*** STORED ROWS
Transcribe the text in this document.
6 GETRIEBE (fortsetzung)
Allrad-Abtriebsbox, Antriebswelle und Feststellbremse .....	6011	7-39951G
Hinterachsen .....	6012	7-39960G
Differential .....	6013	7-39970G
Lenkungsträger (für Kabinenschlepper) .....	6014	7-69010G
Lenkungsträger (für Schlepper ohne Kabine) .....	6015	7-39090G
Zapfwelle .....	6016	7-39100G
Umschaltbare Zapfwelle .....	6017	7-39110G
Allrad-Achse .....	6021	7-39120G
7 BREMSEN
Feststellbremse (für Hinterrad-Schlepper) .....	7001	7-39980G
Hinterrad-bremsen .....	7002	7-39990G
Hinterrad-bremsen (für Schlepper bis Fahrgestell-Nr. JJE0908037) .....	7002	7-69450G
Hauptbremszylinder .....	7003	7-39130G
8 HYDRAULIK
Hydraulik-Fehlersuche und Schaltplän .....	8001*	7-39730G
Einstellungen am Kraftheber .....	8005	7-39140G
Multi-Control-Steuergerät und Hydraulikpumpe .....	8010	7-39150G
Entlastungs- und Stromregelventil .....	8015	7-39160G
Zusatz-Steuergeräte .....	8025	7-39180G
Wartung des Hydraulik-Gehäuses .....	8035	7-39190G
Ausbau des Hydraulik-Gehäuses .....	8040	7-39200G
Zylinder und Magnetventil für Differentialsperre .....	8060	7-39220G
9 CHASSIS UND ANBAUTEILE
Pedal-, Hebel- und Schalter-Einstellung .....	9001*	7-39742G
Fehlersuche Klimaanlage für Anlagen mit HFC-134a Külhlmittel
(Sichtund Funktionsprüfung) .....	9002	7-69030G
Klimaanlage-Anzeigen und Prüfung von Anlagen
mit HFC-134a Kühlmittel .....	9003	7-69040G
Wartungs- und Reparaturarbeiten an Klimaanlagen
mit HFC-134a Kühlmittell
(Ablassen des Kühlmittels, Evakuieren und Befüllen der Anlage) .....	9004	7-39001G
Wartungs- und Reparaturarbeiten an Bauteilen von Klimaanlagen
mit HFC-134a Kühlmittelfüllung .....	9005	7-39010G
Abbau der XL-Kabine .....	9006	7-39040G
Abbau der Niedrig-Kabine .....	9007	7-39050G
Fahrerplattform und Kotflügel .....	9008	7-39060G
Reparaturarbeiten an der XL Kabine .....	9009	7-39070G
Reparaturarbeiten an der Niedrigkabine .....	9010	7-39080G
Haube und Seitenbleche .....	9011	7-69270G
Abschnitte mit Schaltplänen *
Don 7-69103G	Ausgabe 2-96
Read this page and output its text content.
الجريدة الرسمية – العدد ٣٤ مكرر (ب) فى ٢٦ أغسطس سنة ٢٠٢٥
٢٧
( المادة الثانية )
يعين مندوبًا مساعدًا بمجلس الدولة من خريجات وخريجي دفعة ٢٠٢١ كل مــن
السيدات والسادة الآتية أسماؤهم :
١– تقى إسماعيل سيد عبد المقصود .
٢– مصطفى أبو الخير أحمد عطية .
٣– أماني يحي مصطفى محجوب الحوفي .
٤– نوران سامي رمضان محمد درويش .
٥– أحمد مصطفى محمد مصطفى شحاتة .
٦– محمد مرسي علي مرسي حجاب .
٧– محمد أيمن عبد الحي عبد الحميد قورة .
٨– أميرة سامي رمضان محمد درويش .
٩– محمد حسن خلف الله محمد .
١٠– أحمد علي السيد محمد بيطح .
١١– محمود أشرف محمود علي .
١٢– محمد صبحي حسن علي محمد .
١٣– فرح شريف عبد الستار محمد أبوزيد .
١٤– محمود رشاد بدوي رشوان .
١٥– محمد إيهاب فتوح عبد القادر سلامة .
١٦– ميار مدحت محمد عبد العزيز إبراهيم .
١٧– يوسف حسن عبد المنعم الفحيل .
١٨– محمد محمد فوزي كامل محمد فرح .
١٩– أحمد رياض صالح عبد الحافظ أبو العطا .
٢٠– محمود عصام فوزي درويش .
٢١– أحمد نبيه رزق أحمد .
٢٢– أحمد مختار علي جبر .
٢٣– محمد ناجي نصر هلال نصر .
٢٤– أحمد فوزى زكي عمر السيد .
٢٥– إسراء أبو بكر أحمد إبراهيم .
******
_YOUR OBJECTIVE_: Across the preceding material, how many lines contain the word "Allrad"? State the number alone.

_TASK SOLUTION_: 2